■ TASK DESCRIPTION ■
Quote the listing below in full and exactly as written, but omit every picture.

■ DATA FOR PROCESSING ■
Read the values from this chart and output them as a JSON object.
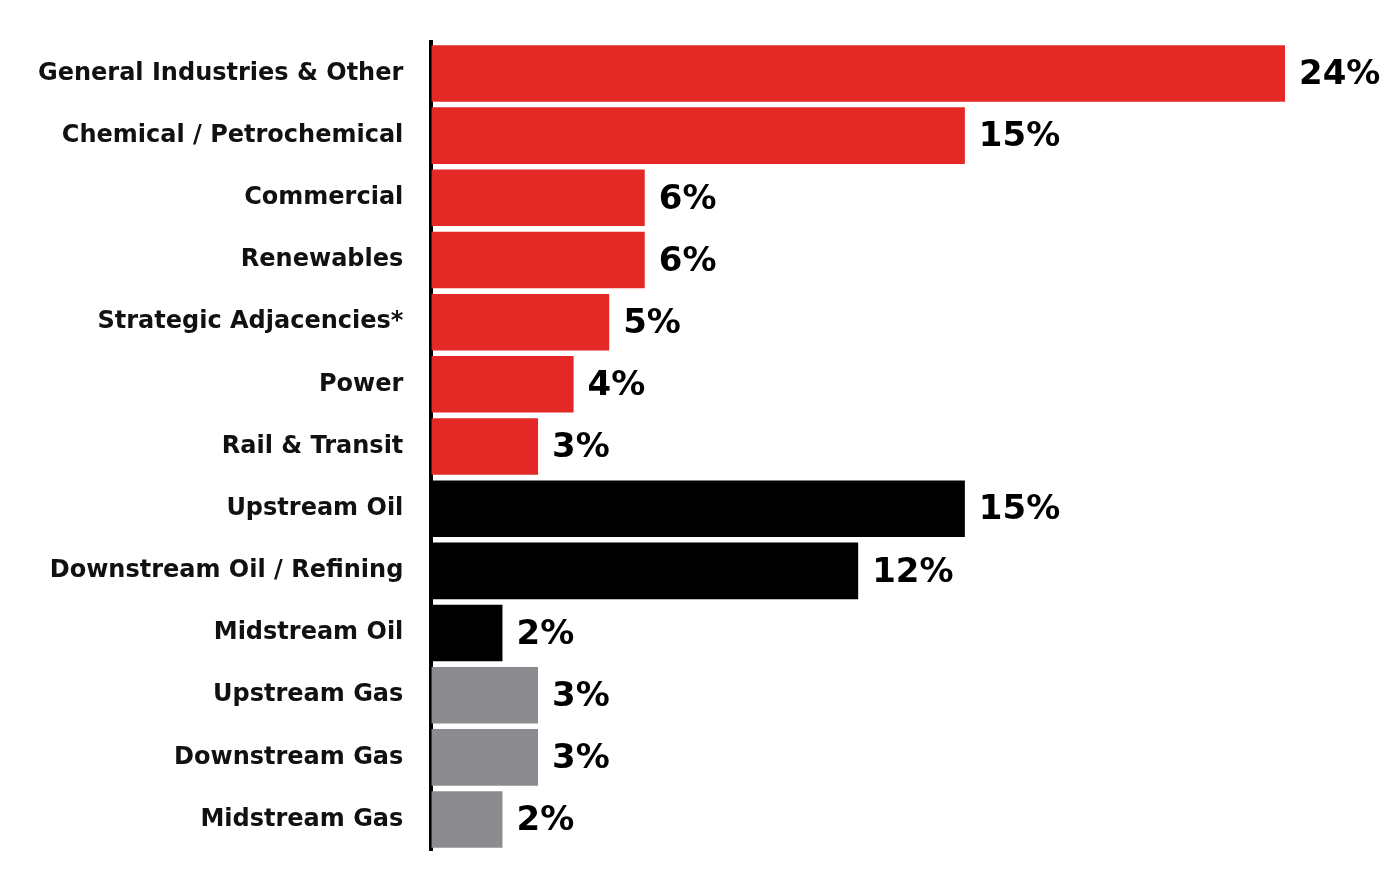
{
  "chart_data": {
    "type": "bar",
    "orientation": "horizontal",
    "categories": [
      "General Industries & Other",
      "Chemical / Petrochemical",
      "Commercial",
      "Renewables",
      "Strategic Adjacencies*",
      "Power",
      "Rail & Transit",
      "Upstream Oil",
      "Downstream Oil / Refining",
      "Midstream Oil",
      "Upstream Gas",
      "Downstream Gas",
      "Midstream Gas"
    ],
    "values": [
      24,
      15,
      6,
      6,
      5,
      4,
      3,
      15,
      12,
      2,
      3,
      3,
      2
    ],
    "value_labels": [
      "24%",
      "15%",
      "6%",
      "6%",
      "5%",
      "4%",
      "3%",
      "15%",
      "12%",
      "2%",
      "3%",
      "3%",
      "2%"
    ],
    "colors": [
      "#e32826",
      "#e32826",
      "#e32826",
      "#e32826",
      "#e32826",
      "#e32826",
      "#e32826",
      "#000000",
      "#000000",
      "#000000",
      "#8c8c90",
      "#8c8c90",
      "#8c8c90"
    ],
    "xlim": [
      0,
      24
    ],
    "tick_labels": "y",
    "grid": false,
    "legend": false
  }
}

■ THE OUTPUT ■
Read the values from this chart and output them as a JSON object.
{
  "chart_data": {
    "type": "bar",
    "orientation": "horizontal",
    "categories": [
      "General Industries & Other",
      "Chemical / Petrochemical",
      "Commercial",
      "Renewables",
      "Strategic Adjacencies*",
      "Power",
      "Rail & Transit",
      "Upstream Oil",
      "Downstream Oil / Refining",
      "Midstream Oil",
      "Upstream Gas",
      "Downstream Gas",
      "Midstream Gas"
    ],
    "values": [
      24,
      15,
      6,
      6,
      5,
      4,
      3,
      15,
      12,
      2,
      3,
      3,
      2
    ],
    "value_labels": [
      "24%",
      "15%",
      "6%",
      "6%",
      "5%",
      "4%",
      "3%",
      "15%",
      "12%",
      "2%",
      "3%",
      "3%",
      "2%"
    ],
    "colors": [
      "#e32826",
      "#e32826",
      "#e32826",
      "#e32826",
      "#e32826",
      "#e32826",
      "#e32826",
      "#000000",
      "#000000",
      "#000000",
      "#8c8c90",
      "#8c8c90",
      "#8c8c90"
    ],
    "xlim": [
      0,
      24
    ],
    "tick_labels": "y",
    "grid": false,
    "legend": false
  }
}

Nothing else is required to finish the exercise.